Input for this task:
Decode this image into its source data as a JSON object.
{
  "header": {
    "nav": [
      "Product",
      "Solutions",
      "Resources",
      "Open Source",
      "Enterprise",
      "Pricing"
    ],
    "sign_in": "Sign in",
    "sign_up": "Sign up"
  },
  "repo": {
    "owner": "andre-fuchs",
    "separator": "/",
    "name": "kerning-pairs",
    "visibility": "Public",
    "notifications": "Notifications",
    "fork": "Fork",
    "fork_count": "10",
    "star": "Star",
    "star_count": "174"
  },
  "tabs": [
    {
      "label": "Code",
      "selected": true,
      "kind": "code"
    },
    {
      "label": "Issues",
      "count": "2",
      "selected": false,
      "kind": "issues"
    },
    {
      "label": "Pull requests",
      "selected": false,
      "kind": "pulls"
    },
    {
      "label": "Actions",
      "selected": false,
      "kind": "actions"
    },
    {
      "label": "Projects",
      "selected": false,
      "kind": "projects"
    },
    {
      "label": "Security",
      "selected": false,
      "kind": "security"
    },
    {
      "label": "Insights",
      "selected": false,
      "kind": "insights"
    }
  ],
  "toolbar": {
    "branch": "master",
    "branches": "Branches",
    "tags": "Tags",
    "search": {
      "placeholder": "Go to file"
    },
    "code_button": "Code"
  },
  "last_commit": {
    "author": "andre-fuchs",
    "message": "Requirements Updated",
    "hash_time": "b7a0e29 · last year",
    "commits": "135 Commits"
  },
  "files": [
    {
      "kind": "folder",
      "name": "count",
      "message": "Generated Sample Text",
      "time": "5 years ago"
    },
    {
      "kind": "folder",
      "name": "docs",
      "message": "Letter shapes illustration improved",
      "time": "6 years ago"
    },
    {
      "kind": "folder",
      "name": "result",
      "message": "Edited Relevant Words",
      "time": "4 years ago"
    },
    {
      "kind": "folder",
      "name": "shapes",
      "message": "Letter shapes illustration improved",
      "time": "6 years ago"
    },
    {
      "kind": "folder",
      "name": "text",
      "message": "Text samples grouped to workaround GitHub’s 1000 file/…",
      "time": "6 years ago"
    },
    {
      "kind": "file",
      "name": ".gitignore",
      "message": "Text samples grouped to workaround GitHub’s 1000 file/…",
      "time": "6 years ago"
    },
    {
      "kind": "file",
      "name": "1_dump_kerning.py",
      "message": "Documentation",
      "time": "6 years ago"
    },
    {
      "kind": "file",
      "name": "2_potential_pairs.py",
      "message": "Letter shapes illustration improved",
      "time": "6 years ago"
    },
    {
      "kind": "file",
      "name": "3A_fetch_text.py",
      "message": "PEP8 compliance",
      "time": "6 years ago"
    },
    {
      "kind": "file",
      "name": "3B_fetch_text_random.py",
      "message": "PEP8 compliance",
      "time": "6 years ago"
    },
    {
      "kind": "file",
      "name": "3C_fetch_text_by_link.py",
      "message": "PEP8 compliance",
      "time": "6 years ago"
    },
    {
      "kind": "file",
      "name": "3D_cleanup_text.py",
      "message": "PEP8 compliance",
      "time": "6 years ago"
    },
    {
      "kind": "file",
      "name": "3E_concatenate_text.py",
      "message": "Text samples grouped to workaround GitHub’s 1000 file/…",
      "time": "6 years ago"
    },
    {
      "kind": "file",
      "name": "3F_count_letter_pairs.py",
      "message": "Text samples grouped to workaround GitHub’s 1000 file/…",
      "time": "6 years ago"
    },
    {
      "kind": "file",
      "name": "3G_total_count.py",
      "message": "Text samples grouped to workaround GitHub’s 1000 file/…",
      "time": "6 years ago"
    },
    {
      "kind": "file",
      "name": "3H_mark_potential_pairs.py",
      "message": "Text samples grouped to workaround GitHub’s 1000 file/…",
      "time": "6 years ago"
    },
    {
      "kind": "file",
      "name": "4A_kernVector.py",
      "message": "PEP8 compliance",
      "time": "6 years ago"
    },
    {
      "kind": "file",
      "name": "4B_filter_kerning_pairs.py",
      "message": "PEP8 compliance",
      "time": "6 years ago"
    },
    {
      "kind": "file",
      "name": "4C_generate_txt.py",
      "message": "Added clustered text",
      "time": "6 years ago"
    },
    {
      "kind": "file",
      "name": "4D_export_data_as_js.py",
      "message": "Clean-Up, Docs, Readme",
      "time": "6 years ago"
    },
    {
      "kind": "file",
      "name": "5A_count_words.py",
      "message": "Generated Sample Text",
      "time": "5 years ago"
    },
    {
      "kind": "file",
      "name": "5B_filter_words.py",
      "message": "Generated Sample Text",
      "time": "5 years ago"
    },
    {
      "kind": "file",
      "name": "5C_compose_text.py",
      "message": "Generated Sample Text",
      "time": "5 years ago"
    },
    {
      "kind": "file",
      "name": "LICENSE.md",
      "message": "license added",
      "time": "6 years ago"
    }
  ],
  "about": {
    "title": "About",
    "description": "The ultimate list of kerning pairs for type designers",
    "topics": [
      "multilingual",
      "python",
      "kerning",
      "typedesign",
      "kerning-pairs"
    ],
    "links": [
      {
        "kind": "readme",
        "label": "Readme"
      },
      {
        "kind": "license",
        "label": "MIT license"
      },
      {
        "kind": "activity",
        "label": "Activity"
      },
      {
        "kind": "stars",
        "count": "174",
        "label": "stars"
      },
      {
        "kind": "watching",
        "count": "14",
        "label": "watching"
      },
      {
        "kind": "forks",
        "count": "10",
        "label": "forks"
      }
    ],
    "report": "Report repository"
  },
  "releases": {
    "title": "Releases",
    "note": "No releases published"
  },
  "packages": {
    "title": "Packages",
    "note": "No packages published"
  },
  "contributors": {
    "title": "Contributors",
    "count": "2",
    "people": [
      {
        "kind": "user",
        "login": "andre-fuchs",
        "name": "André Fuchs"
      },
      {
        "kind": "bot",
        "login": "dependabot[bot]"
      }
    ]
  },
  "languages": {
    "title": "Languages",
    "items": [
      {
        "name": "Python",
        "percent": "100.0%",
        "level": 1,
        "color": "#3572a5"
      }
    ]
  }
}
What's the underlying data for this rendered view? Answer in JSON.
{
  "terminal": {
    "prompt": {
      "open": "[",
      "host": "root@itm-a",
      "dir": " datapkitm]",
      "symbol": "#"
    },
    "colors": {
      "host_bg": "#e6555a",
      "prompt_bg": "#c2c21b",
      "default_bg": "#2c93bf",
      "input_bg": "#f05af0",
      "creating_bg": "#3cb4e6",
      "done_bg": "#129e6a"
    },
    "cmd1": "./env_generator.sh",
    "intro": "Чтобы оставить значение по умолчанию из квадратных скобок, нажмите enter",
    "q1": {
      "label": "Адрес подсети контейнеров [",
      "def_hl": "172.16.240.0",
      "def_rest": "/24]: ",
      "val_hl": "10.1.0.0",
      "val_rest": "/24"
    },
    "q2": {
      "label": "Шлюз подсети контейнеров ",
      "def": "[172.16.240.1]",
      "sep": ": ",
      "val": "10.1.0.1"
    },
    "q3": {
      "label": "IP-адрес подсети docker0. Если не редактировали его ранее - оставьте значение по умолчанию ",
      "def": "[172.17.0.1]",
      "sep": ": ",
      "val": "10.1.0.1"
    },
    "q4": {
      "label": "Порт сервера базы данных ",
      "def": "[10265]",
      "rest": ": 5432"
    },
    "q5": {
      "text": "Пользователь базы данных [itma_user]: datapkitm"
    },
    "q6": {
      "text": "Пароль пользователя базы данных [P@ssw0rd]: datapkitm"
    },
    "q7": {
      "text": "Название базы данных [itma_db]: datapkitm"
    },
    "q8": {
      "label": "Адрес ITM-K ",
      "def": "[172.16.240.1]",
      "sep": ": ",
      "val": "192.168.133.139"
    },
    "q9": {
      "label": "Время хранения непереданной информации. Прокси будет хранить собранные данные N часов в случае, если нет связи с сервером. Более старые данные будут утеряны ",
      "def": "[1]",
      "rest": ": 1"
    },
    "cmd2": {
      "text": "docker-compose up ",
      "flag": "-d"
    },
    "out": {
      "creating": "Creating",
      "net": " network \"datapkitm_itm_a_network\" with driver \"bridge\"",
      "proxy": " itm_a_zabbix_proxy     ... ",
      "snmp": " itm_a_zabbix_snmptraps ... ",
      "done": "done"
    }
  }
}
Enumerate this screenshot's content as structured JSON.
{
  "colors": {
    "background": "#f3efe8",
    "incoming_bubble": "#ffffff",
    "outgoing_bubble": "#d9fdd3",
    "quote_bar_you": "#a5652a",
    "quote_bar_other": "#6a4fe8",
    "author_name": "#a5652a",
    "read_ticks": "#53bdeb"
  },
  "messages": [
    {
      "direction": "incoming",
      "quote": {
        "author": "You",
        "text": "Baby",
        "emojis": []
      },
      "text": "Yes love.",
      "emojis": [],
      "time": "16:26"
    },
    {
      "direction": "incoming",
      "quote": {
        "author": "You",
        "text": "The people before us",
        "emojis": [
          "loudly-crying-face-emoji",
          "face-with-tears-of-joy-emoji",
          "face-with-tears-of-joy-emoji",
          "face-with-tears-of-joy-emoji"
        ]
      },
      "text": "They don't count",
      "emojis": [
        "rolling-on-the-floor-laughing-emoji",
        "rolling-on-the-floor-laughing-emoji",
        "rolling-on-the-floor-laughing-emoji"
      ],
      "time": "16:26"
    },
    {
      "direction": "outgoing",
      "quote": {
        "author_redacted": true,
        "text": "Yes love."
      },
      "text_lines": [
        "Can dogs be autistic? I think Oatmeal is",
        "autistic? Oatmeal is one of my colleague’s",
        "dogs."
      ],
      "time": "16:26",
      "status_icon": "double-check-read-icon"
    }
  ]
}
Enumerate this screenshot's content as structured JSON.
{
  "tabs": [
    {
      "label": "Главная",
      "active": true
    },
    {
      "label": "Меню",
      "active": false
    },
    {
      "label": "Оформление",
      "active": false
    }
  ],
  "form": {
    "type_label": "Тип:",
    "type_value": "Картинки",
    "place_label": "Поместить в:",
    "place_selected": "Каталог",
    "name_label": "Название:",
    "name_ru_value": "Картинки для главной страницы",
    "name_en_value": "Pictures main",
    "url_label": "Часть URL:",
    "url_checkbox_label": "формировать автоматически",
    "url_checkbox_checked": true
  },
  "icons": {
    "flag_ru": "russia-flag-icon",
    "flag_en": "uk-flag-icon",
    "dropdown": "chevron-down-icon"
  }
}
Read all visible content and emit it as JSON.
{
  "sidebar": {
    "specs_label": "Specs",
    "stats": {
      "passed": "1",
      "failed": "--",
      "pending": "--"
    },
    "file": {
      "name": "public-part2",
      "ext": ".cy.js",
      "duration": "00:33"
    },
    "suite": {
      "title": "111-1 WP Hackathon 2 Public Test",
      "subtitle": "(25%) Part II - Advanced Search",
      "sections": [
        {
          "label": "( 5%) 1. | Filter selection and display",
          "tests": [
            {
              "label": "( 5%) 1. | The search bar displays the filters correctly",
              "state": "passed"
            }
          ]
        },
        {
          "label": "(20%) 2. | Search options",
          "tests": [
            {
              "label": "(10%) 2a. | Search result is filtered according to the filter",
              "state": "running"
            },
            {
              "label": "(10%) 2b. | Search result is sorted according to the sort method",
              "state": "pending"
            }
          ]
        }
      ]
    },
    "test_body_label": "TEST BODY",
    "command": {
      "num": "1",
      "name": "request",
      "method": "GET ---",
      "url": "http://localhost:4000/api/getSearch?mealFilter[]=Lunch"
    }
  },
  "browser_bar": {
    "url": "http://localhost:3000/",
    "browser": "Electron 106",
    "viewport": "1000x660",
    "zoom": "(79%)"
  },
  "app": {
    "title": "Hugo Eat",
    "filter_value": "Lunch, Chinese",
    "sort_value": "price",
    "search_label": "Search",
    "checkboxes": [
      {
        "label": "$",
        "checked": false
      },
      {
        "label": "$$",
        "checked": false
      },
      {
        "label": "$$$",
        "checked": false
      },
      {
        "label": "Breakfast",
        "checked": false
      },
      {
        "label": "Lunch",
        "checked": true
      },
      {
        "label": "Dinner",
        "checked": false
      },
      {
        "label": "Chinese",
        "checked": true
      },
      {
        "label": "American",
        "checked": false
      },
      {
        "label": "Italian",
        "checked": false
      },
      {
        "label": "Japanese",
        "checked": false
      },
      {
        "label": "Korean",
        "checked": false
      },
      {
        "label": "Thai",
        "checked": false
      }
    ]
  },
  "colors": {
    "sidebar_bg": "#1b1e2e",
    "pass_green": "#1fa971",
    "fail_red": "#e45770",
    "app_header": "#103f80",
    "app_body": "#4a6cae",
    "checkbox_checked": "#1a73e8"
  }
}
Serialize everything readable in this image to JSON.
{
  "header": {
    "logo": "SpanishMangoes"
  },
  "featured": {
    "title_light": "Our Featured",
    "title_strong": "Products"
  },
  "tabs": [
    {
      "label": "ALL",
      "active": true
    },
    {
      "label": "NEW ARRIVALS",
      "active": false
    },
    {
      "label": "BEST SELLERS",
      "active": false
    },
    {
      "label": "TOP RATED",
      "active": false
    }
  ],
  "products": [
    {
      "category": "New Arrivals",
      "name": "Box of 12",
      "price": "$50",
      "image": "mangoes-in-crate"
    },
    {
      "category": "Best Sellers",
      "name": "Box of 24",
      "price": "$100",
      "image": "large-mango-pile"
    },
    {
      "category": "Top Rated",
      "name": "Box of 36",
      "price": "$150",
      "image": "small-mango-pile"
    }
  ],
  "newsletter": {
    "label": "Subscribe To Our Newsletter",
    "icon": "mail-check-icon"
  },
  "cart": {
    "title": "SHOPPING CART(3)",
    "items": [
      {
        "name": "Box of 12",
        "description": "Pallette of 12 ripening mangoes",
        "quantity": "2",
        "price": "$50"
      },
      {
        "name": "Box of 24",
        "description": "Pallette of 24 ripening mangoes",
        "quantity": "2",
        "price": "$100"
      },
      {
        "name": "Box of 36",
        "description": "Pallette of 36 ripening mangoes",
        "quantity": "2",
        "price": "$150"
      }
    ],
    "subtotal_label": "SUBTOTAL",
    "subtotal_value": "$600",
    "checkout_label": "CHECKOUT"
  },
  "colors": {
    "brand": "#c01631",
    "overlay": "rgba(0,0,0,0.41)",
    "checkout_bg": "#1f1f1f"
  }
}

Exercise description:
State the count of lines with the word "flag" in them, and write nothing else.

Response to the exercise:
3